Task to carry out: Among these records, which lines include "Only"? Copy them out.

──────

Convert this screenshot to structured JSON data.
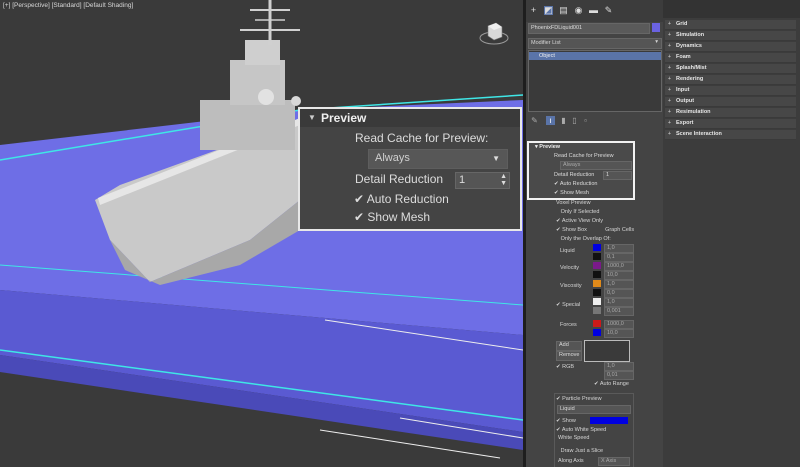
{
  "viewport": {
    "label": "[+] [Perspective] [Standard] [Default Shading]"
  },
  "callout": {
    "title": "Preview",
    "read_cache_label": "Read Cache for Preview:",
    "read_cache_value": "Always",
    "detail_reduction_label": "Detail Reduction",
    "detail_reduction_value": "1",
    "auto_reduction_label": "Auto Reduction",
    "show_mesh_label": "Show Mesh"
  },
  "panel": {
    "object_name": "PhoenixFDLiquid001",
    "object_color": "#6a62e0",
    "modifier_list": "Modifier List",
    "stack_item": "Object",
    "preview": {
      "title": "Preview",
      "read_cache_label": "Read Cache for Preview",
      "read_cache_value": "Always",
      "detail_reduction_label": "Detail Reduction",
      "detail_reduction_value": "1",
      "auto_reduction_label": "Auto Reduction",
      "show_mesh_label": "Show Mesh"
    },
    "voxel": {
      "title": "Voxel Preview",
      "only_if_selected": "Only If Selected",
      "active_view_only": "Active View Only",
      "show_box": "Show Box",
      "graph_cells": "Graph Cells",
      "only_overlap": "Only the Overlap Of:",
      "liquid": "Liquid",
      "velocity": "Velocity",
      "viscosity": "Viscosity",
      "special": "Special",
      "forces": "Forces",
      "values": [
        "1,0",
        "0,1",
        "1000,0",
        "10,0",
        "1,0",
        "0,0",
        "1,0",
        "0,001",
        "1000,0",
        "10,0"
      ],
      "add": "Add",
      "remove": "Remove",
      "rgb": "RGB",
      "rgb_values": [
        "1,0",
        "0,01"
      ],
      "auto_range": "Auto Range"
    },
    "particle": {
      "title": "Particle Preview",
      "dropdown": "Liquid",
      "show": "Show",
      "auto_white_speed": "Auto White Speed",
      "white_speed": "White Speed",
      "draw_slice": "Draw Just a Slice",
      "along_axis": "Along Axis",
      "along_axis_value": "X Axis"
    }
  },
  "rollouts": [
    "Grid",
    "Simulation",
    "Dynamics",
    "Foam",
    "Splash/Mist",
    "Rendering",
    "Input",
    "Output",
    "Resimulation",
    "Export",
    "Scene Interaction"
  ],
  "colors": {
    "water": "#6e6ee6",
    "viewport_bg": "#3a3a3a",
    "panel_bg": "#444444",
    "accent_blue": "#0000e0",
    "velocity": "#7a1a8a",
    "viscosity": "#e08a1a",
    "forces": "#cc1a1a"
  }
}
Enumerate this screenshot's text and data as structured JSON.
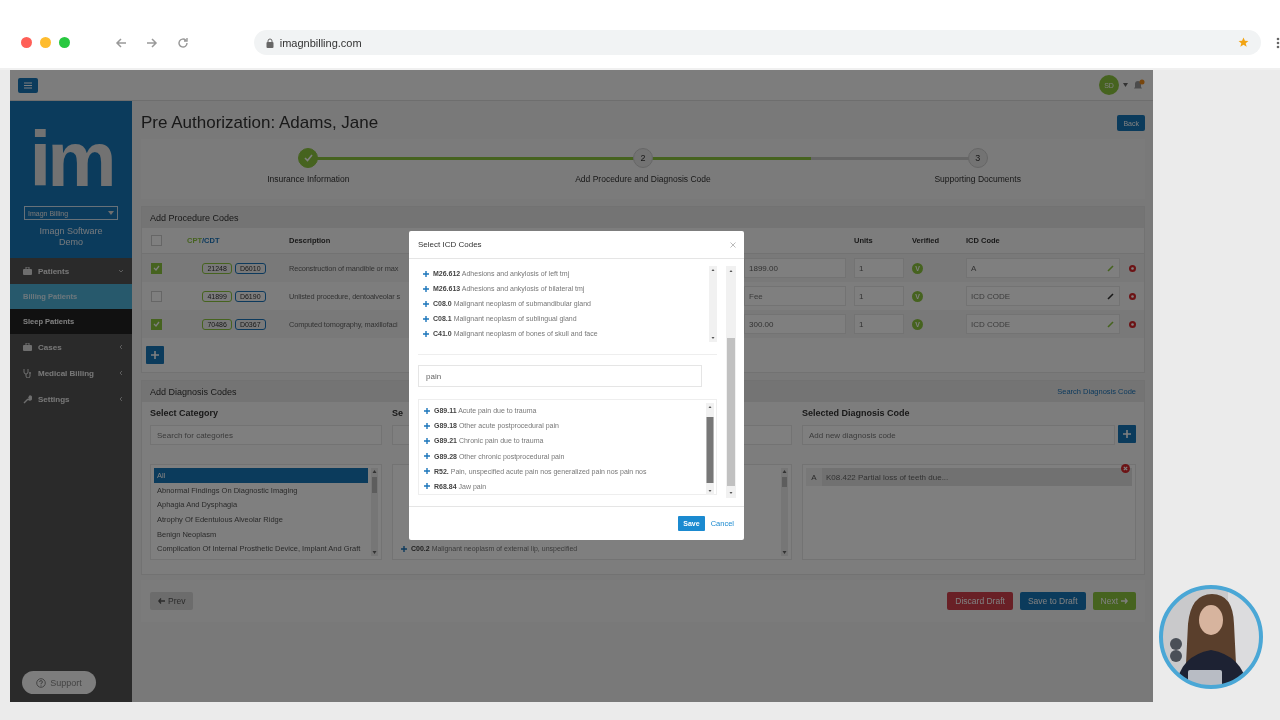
{
  "browser": {
    "url": "imagnbilling.com"
  },
  "header": {
    "initials": "SD"
  },
  "sidebar": {
    "logo": "im",
    "org_select": "Imagn Billing",
    "org_name": "Imagn Software Demo",
    "items": [
      {
        "label": "Patients",
        "expanded": true,
        "children": [
          {
            "label": "Billing Patients",
            "selected": true
          },
          {
            "label": "Sleep Patients",
            "selected": false
          }
        ]
      },
      {
        "label": "Cases",
        "expanded": false
      },
      {
        "label": "Medical Billing",
        "expanded": false
      },
      {
        "label": "Settings",
        "expanded": false
      }
    ],
    "support": "Support"
  },
  "page": {
    "title": "Pre Authorization: Adams, Jane",
    "back": "Back"
  },
  "steps": {
    "level": 0.75,
    "items": [
      {
        "label": "Insurance Information",
        "done": true
      },
      {
        "number": "2",
        "label": "Add Procedure and Diagnosis Code",
        "done": false
      },
      {
        "number": "3",
        "label": "Supporting Documents",
        "done": false
      }
    ]
  },
  "procedures": {
    "title": "Add Procedure Codes",
    "all_checked": false,
    "code_heading": {
      "cpt": "CPT",
      "cdt": "/CDT"
    },
    "columns": [
      "Description",
      "Units",
      "Verified",
      "ICD Code"
    ],
    "rows": [
      {
        "checked": true,
        "cpt": "21248",
        "cdt": "D6010",
        "description": "Reconstruction of mandible or max",
        "fee": "1899.00",
        "units": "1",
        "verified": "V",
        "icd": "A"
      },
      {
        "checked": false,
        "cpt": "41899",
        "cdt": "D6190",
        "description": "Unlisted procedure, dentoalveolar s",
        "fee_placeholder": "Fee",
        "units": "1",
        "verified": "V",
        "icd_placeholder": "ICD CODE"
      },
      {
        "checked": true,
        "cpt": "70486",
        "cdt": "D0367",
        "description": "Computed tomography, maxillofaci",
        "fee": "300.00",
        "units": "1",
        "verified": "V",
        "icd_placeholder": "ICD CODE"
      }
    ]
  },
  "diagnosis": {
    "title": "Add Diagnosis Codes",
    "search_link": "Search Diagnosis Code",
    "category": {
      "heading": "Select Category",
      "placeholder": "Search for categories",
      "items": [
        {
          "label": "All",
          "selected": true
        },
        {
          "label": "Abnormal Findings On Diagnostic Imaging",
          "selected": false
        },
        {
          "label": "Aphagia And Dysphagia",
          "selected": false
        },
        {
          "label": "Atrophy Of Edentulous Alveolar Ridge",
          "selected": false
        },
        {
          "label": "Benign Neoplasm",
          "selected": false
        },
        {
          "label": "Complication Of Internal Prosthetic Device, Implant And Graft",
          "selected": false
        }
      ]
    },
    "codes": {
      "heading": "Se",
      "items": [
        {
          "code": "C00.2",
          "text": "Malignant neoplasm of external lip, unspecified"
        }
      ]
    },
    "selected": {
      "heading": "Selected Diagnosis Code",
      "placeholder": "Add new diagnosis code",
      "items": [
        {
          "letter": "A",
          "text": "K08.422 Partial loss of teeth due..."
        }
      ]
    }
  },
  "footer": {
    "prev": "Prev",
    "discard": "Discard Draft",
    "save_draft": "Save to Draft",
    "next": "Next"
  },
  "modal": {
    "title": "Select ICD Codes",
    "list": [
      {
        "code": "M26.612",
        "text": "Adhesions and ankylosis of left tmj"
      },
      {
        "code": "M26.613",
        "text": "Adhesions and ankylosis of bilateral tmj"
      },
      {
        "code": "C08.0",
        "text": "Malignant neoplasm of submandibular gland"
      },
      {
        "code": "C08.1",
        "text": "Malignant neoplasm of sublingual gland"
      },
      {
        "code": "C41.0",
        "text": "Malignant neoplasm of bones of skull and face"
      }
    ],
    "search": {
      "value": "pain"
    },
    "results": [
      {
        "code": "G89.11",
        "text": "Acute pain due to trauma"
      },
      {
        "code": "G89.18",
        "text": "Other acute postprocedural pain"
      },
      {
        "code": "G89.21",
        "text": "Chronic pain due to trauma"
      },
      {
        "code": "G89.28",
        "text": "Other chronic postprocedural pain"
      },
      {
        "code": "R52.",
        "text": "Pain, unspecified acute pain nos generalized pain nos pain nos"
      },
      {
        "code": "R68.84",
        "text": "Jaw pain"
      }
    ],
    "save": "Save",
    "cancel": "Cancel"
  }
}
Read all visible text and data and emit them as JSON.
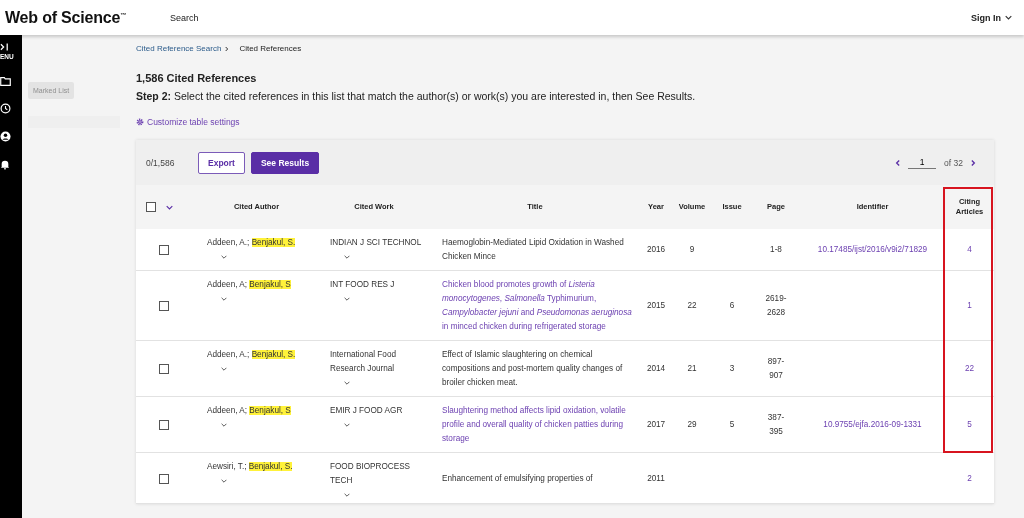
{
  "header": {
    "logo": "Web of Science$^{™}$",
    "nav": "Search",
    "sign_in": "Sign In"
  },
  "sidebar": {
    "menu_label": "ENU"
  },
  "side_panel": {
    "marked_list": "Marked List"
  },
  "breadcrumb": [
    {
      "label": "Cited Reference Search",
      "link": true
    },
    {
      "label": "Cited References",
      "link": false
    }
  ],
  "heading": "1,586 Cited References",
  "instruction": "**Step 2:** Select the cited references in this list that match the author(s) or work(s) you are interested in, then See Results.",
  "customize_link": "Customize table settings",
  "toolbar": {
    "selected_count": "0/1,586",
    "export": "Export",
    "see_results": "See Results",
    "page": "1",
    "page_total": "of 32"
  },
  "select_all": {
    "checked": false
  },
  "citing_column_framed": true,
  "columns": [
    "Cited Author",
    "Cited Work",
    "Title",
    "Year",
    "Volume",
    "Issue",
    "Page",
    "Identifier",
    "Citing Articles"
  ],
  "rows": [
    {
      "checked": false,
      "authors": [
        {
          "name": "Addeen, A.;",
          "highlighted": false
        },
        {
          "name": "Benjakul, S.",
          "highlighted": true
        }
      ],
      "work": "INDIAN J SCI TECHNOL",
      "title": "Haemoglobin-Mediated Lipid Oxidation in Washed Chicken Mince",
      "title_linked": false,
      "year": "2016",
      "volume": "9",
      "issue": "",
      "page": "1-8",
      "identifier": "10.17485/ijst/2016/v9i2/71829",
      "citing": "4"
    },
    {
      "checked": false,
      "authors": [
        {
          "name": "Addeen, A;",
          "highlighted": false
        },
        {
          "name": "Benjakul, S",
          "highlighted": true
        }
      ],
      "work": "INT FOOD RES J",
      "title": "Chicken blood promotes growth of *Listeria monocytogenes*, *Salmonella* Typhimurium, *Campylobacter jejuni* and *Pseudomonas aeruginosa* in minced chicken during refrigerated storage",
      "title_linked": true,
      "year": "2015",
      "volume": "22",
      "issue": "6",
      "page": "2619-2628",
      "identifier": "",
      "citing": "1"
    },
    {
      "checked": false,
      "authors": [
        {
          "name": "Addeen, A.;",
          "highlighted": false
        },
        {
          "name": "Benjakul, S.",
          "highlighted": true
        }
      ],
      "work": "International Food Research Journal",
      "title": "Effect of Islamic slaughtering on chemical compositions and post-mortem quality changes of broiler chicken meat.",
      "title_linked": false,
      "year": "2014",
      "volume": "21",
      "issue": "3",
      "page": "897-907",
      "identifier": "",
      "citing": "22"
    },
    {
      "checked": false,
      "authors": [
        {
          "name": "Addeen, A;",
          "highlighted": false
        },
        {
          "name": "Benjakul, S",
          "highlighted": true
        }
      ],
      "work": "EMIR J FOOD AGR",
      "title": "Slaughtering method affects lipid oxidation, volatile profile and overall quality of chicken patties during storage",
      "title_linked": true,
      "year": "2017",
      "volume": "29",
      "issue": "5",
      "page": "387-395",
      "identifier": "10.9755/ejfa.2016-09-1331",
      "citing": "5"
    },
    {
      "checked": false,
      "authors": [
        {
          "name": "Aewsiri, T.;",
          "highlighted": false
        },
        {
          "name": "Benjakul, S.",
          "highlighted": true
        }
      ],
      "work": "FOOD BIOPROCESS TECH",
      "title": "Enhancement of emulsifying properties of",
      "title_linked": false,
      "year": "2011",
      "volume": "",
      "issue": "",
      "page": "",
      "identifier": "",
      "citing": "2"
    }
  ]
}
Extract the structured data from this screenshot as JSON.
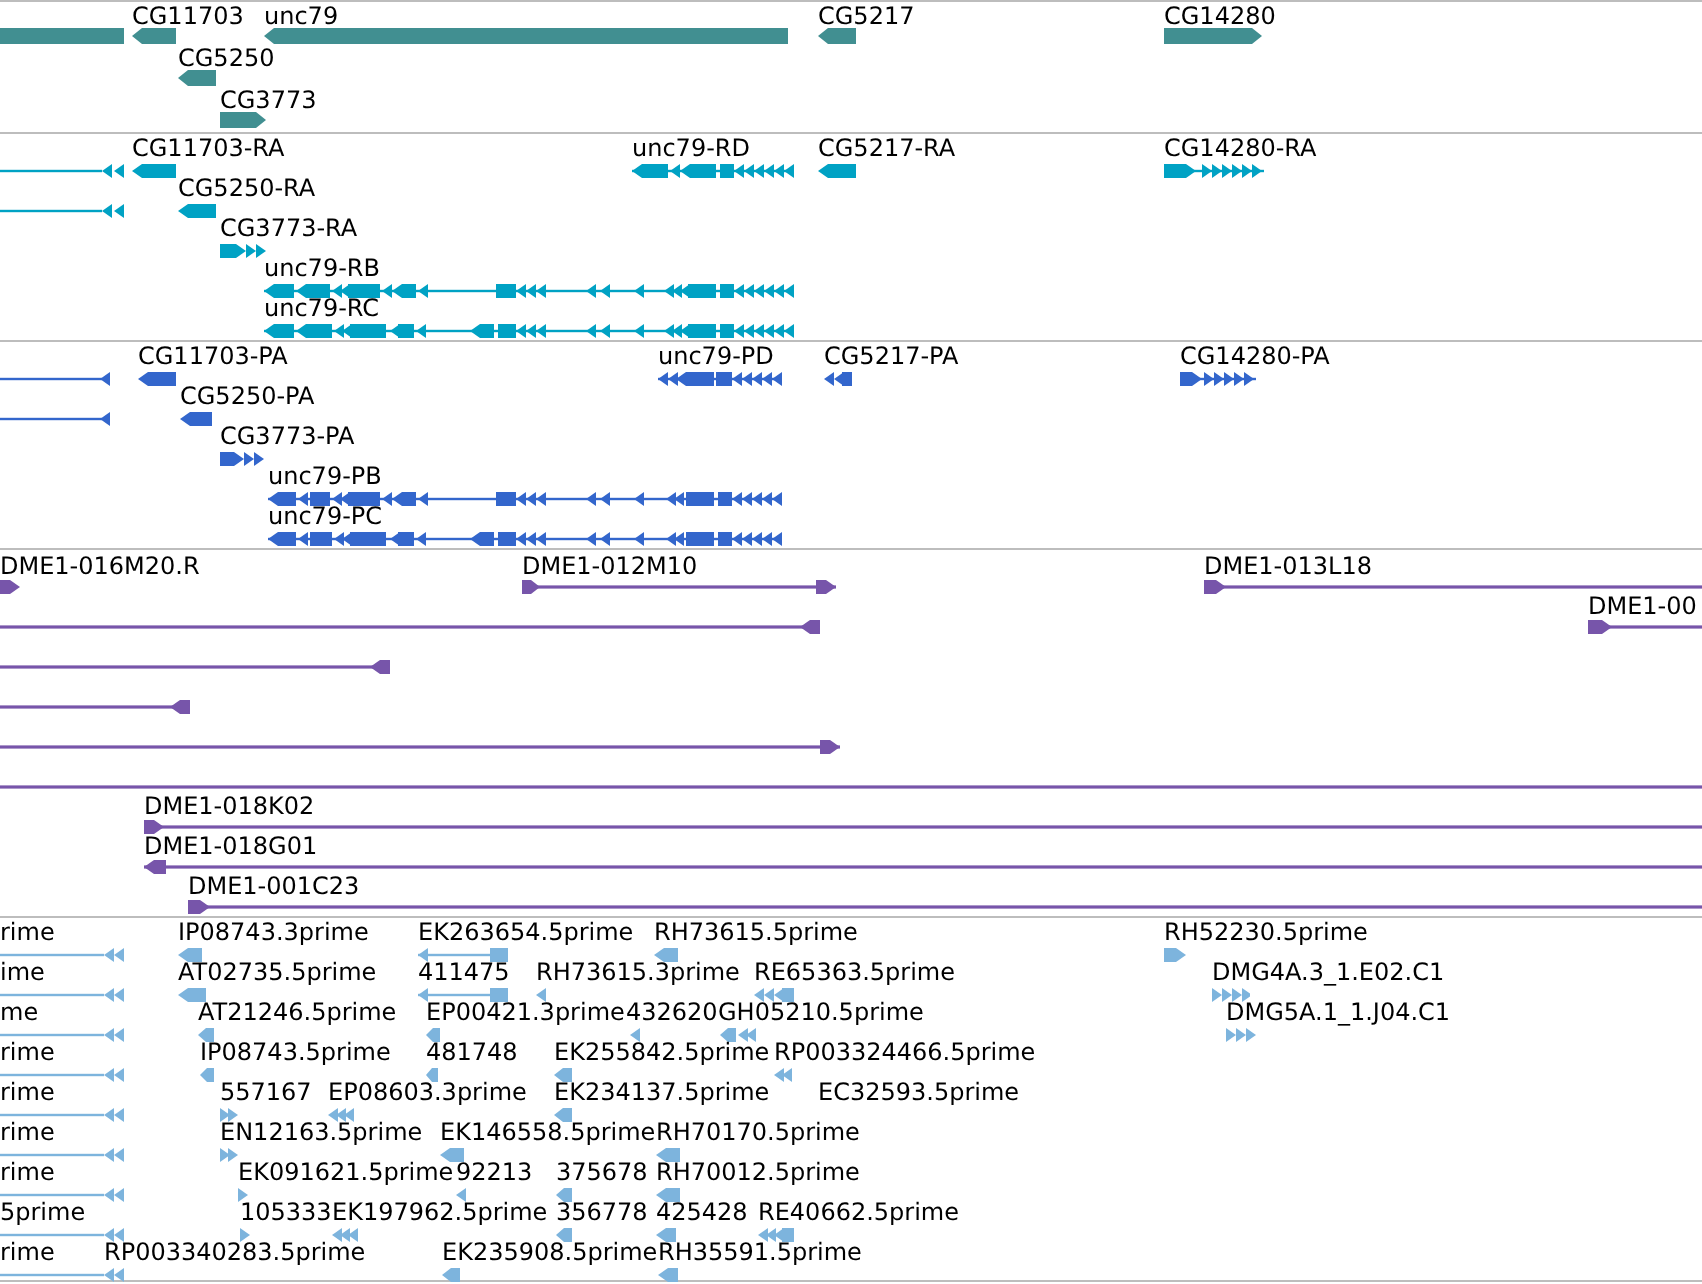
{
  "tracks": [
    {
      "kind": "gene",
      "features": [
        {
          "reverse": true
        },
        {
          "label": "CG11703",
          "reverse": true
        },
        {
          "label": "unc79",
          "reverse": true
        },
        {
          "label": "CG5217",
          "reverse": true
        },
        {
          "label": "CG14280",
          "reverse": false
        },
        {
          "label": "CG5250",
          "reverse": true
        },
        {
          "label": "CG3773",
          "reverse": false
        }
      ]
    },
    {
      "kind": "transcript",
      "features": [
        {
          "reverse": true
        },
        {
          "label": "CG11703-RA",
          "reverse": true
        },
        {
          "label": "unc79-RD",
          "reverse": true
        },
        {
          "label": "CG5217-RA",
          "reverse": true
        },
        {
          "label": "CG14280-RA",
          "reverse": false
        },
        {
          "reverse": true
        },
        {
          "label": "CG5250-RA",
          "reverse": true
        },
        {
          "label": "CG3773-RA",
          "reverse": false
        },
        {
          "label": "unc79-RB",
          "reverse": true
        },
        {
          "label": "unc79-RC",
          "reverse": true
        }
      ]
    },
    {
      "kind": "protein",
      "features": [
        {
          "reverse": true
        },
        {
          "label": "CG11703-PA",
          "reverse": true
        },
        {
          "label": "unc79-PD",
          "reverse": true
        },
        {
          "label": "CG5217-PA",
          "reverse": true
        },
        {
          "label": "CG14280-PA",
          "reverse": false
        },
        {
          "reverse": true
        },
        {
          "label": "CG5250-PA",
          "reverse": true
        },
        {
          "label": "CG3773-PA",
          "reverse": false
        },
        {
          "label": "unc79-PB",
          "reverse": true
        },
        {
          "label": "unc79-PC",
          "reverse": true
        }
      ]
    },
    {
      "kind": "clone",
      "features": [
        {
          "kind": "capped",
          "label": "DME1-016M20.R",
          "reverse": false
        },
        {
          "kind": "capped",
          "label": "DME1-012M10",
          "reverse": false
        },
        {
          "kind": "capped",
          "label": "DME1-013L18",
          "reverse": false
        },
        {
          "kind": "capped",
          "reverse": true
        },
        {
          "kind": "capped",
          "label": "DME1-00",
          "reverse": false
        },
        {
          "kind": "capped",
          "reverse": true
        },
        {
          "kind": "capped",
          "reverse": true
        },
        {
          "kind": "capped",
          "reverse": false
        },
        {
          "kind": "spanning"
        },
        {
          "kind": "capped",
          "label": "DME1-018K02",
          "reverse": false
        },
        {
          "kind": "capped",
          "label": "DME1-018G01",
          "reverse": true
        },
        {
          "kind": "capped",
          "label": "DME1-001C23",
          "reverse": false
        }
      ]
    },
    {
      "kind": "est",
      "features": [
        {
          "label": "rime",
          "reverse": true
        },
        {
          "label": "IP08743.3prime",
          "reverse": true
        },
        {
          "label": "EK263654.5prime",
          "reverse": true
        },
        {
          "label": "RH73615.5prime",
          "reverse": true
        },
        {
          "label": "RH52230.5prime",
          "reverse": false
        },
        {
          "label": "ime",
          "reverse": true
        },
        {
          "label": "AT02735.5prime",
          "reverse": true
        },
        {
          "label": "411475",
          "reverse": true
        },
        {
          "label": "RH73615.3prime",
          "reverse": true
        },
        {
          "label": "RE65363.5prime",
          "reverse": true
        },
        {
          "label": "DMG4A.3_1.E02.C1",
          "reverse": false
        },
        {
          "label": "me",
          "reverse": true
        },
        {
          "label": "AT21246.5prime",
          "reverse": true
        },
        {
          "label": "EP00421.3prime",
          "reverse": true
        },
        {
          "label": "432620",
          "reverse": true
        },
        {
          "label": "GH05210.5prime",
          "reverse": true
        },
        {
          "label": "DMG5A.1_1.J04.C1",
          "reverse": false
        },
        {
          "label": "rime",
          "reverse": true
        },
        {
          "label": "IP08743.5prime",
          "reverse": true
        },
        {
          "label": "481748",
          "reverse": true
        },
        {
          "label": "EK255842.5prime",
          "reverse": true
        },
        {
          "label": "RP003324466.5prime",
          "reverse": true
        },
        {
          "label": "rime",
          "reverse": true
        },
        {
          "label": "557167",
          "reverse": false
        },
        {
          "label": "EP08603.3prime",
          "reverse": true
        },
        {
          "label": "EK234137.5prime",
          "reverse": true
        },
        {
          "label": "EC32593.5prime"
        },
        {
          "label": "rime",
          "reverse": true
        },
        {
          "label": "EN12163.5prime",
          "reverse": false
        },
        {
          "label": "EK146558.5prime",
          "reverse": true
        },
        {
          "label": "RH70170.5prime",
          "reverse": true
        },
        {
          "label": "rime",
          "reverse": true
        },
        {
          "label": "EK091621.5prime",
          "reverse": false
        },
        {
          "label": "92213",
          "reverse": true
        },
        {
          "label": "375678",
          "reverse": true
        },
        {
          "label": "RH70012.5prime",
          "reverse": true
        },
        {
          "label": "5prime",
          "reverse": true
        },
        {
          "label": "105333",
          "reverse": false
        },
        {
          "label": "EK197962.5prime",
          "reverse": true
        },
        {
          "label": "356778",
          "reverse": true
        },
        {
          "label": "425428",
          "reverse": true
        },
        {
          "label": "RE40662.5prime",
          "reverse": true
        },
        {
          "label": "rime",
          "reverse": true
        },
        {
          "label": "RP003340283.5prime"
        },
        {
          "label": "EK235908.5prime",
          "reverse": true
        },
        {
          "label": "RH35591.5prime",
          "reverse": true
        }
      ]
    }
  ]
}
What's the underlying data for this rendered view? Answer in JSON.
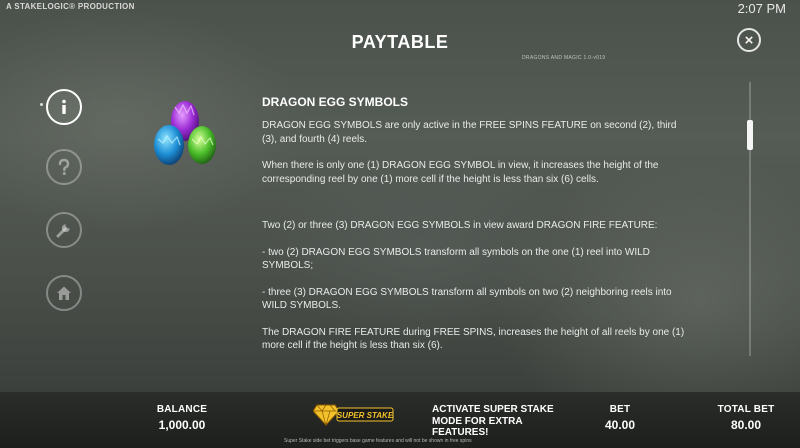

──────

Task result:
      "only_if_selected": "Only If Selected",
      "active_view_only": "Active View Only",
      "only_overlap": "Only the Overlap Of:",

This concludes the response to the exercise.